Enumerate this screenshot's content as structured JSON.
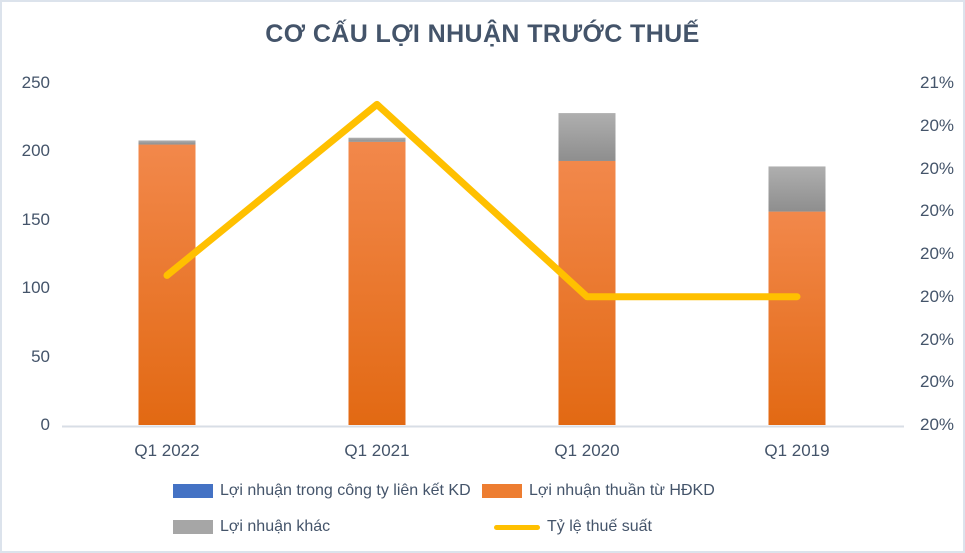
{
  "title": "CƠ CẤU LỢI NHUẬN TRƯỚC THUẾ",
  "chart_data": {
    "type": "bar",
    "subtype": "stacked-columns-with-line-overlay",
    "title": "CƠ CẤU LỢI NHUẬN TRƯỚC THUẾ",
    "categories": [
      "Q1 2022",
      "Q1 2021",
      "Q1 2020",
      "Q1 2019"
    ],
    "series": [
      {
        "name": "Lợi nhuận trong công ty liên kết KD",
        "type": "bar",
        "color": "#4472C4",
        "values": [
          0,
          0,
          0,
          0
        ]
      },
      {
        "name": "Lợi nhuận thuần từ HĐKD",
        "type": "bar",
        "color": "#ED7D31",
        "values": [
          205,
          207,
          193,
          156
        ]
      },
      {
        "name": "Lợi nhuận khác",
        "type": "bar",
        "color": "#A6A6A6",
        "values": [
          3,
          3,
          35,
          33
        ]
      },
      {
        "name": "Tỷ lệ thuế suất",
        "type": "line",
        "axis": "right",
        "color": "#FFC000",
        "values": [
          20.05,
          20.45,
          20.0,
          20.0
        ]
      }
    ],
    "left_axis": {
      "min": 0,
      "max": 250,
      "tick_labels": [
        "250",
        "200",
        "150",
        "100",
        "50",
        "0"
      ]
    },
    "right_axis": {
      "min": 19.7,
      "max": 20.5,
      "unit": "%",
      "tick_labels": [
        "21%",
        "20%",
        "20%",
        "20%",
        "20%",
        "20%",
        "20%",
        "20%",
        "20%"
      ]
    },
    "grid": false,
    "legend_position": "bottom"
  },
  "legend": {
    "items": [
      {
        "label": "Lợi nhuận trong công ty liên kết KD",
        "marker": "square",
        "color": "#4472C4"
      },
      {
        "label": "Lợi nhuận thuần từ HĐKD",
        "marker": "square",
        "color": "#ED7D31"
      },
      {
        "label": "Lợi nhuận khác",
        "marker": "square",
        "color": "#A6A6A6"
      },
      {
        "label": "Tỷ lệ thuế suất",
        "marker": "line",
        "color": "#FFC000"
      }
    ]
  },
  "colors": {
    "title_text": "#44546A",
    "axis_text": "#44546A",
    "axis_line": "#D8DEE6",
    "border": "#DCE3EC",
    "bar_orange_top": "#F2884B",
    "bar_orange_bottom": "#E26913",
    "bar_gray_top": "#AFAFAF",
    "bar_gray_bottom": "#8E8E8E",
    "bar_blue": "#4472C4",
    "line_yellow": "#FFC000"
  }
}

**********

# Request
Copy the records word for word, leaving no picture in the copy.

# Exercise response
Enumerate this screenshot's content as structured JSON.
{
  "title": "CƠ CẤU LỢI NHUẬN TRƯỚC THUẾ",
  "chart_data": {
    "type": "bar",
    "subtype": "stacked-columns-with-line-overlay",
    "title": "CƠ CẤU LỢI NHUẬN TRƯỚC THUẾ",
    "categories": [
      "Q1 2022",
      "Q1 2021",
      "Q1 2020",
      "Q1 2019"
    ],
    "series": [
      {
        "name": "Lợi nhuận trong công ty liên kết KD",
        "type": "bar",
        "color": "#4472C4",
        "values": [
          0,
          0,
          0,
          0
        ]
      },
      {
        "name": "Lợi nhuận thuần từ HĐKD",
        "type": "bar",
        "color": "#ED7D31",
        "values": [
          205,
          207,
          193,
          156
        ]
      },
      {
        "name": "Lợi nhuận khác",
        "type": "bar",
        "color": "#A6A6A6",
        "values": [
          3,
          3,
          35,
          33
        ]
      },
      {
        "name": "Tỷ lệ thuế suất",
        "type": "line",
        "axis": "right",
        "color": "#FFC000",
        "values": [
          20.05,
          20.45,
          20.0,
          20.0
        ]
      }
    ],
    "left_axis": {
      "min": 0,
      "max": 250,
      "tick_labels": [
        "250",
        "200",
        "150",
        "100",
        "50",
        "0"
      ]
    },
    "right_axis": {
      "min": 19.7,
      "max": 20.5,
      "unit": "%",
      "tick_labels": [
        "21%",
        "20%",
        "20%",
        "20%",
        "20%",
        "20%",
        "20%",
        "20%",
        "20%"
      ]
    },
    "grid": false,
    "legend_position": "bottom"
  },
  "legend": {
    "items": [
      {
        "label": "Lợi nhuận trong công ty liên kết KD",
        "marker": "square",
        "color": "#4472C4"
      },
      {
        "label": "Lợi nhuận thuần từ HĐKD",
        "marker": "square",
        "color": "#ED7D31"
      },
      {
        "label": "Lợi nhuận khác",
        "marker": "square",
        "color": "#A6A6A6"
      },
      {
        "label": "Tỷ lệ thuế suất",
        "marker": "line",
        "color": "#FFC000"
      }
    ]
  },
  "colors": {
    "title_text": "#44546A",
    "axis_text": "#44546A",
    "axis_line": "#D8DEE6",
    "border": "#DCE3EC",
    "bar_orange_top": "#F2884B",
    "bar_orange_bottom": "#E26913",
    "bar_gray_top": "#AFAFAF",
    "bar_gray_bottom": "#8E8E8E",
    "bar_blue": "#4472C4",
    "line_yellow": "#FFC000"
  }
}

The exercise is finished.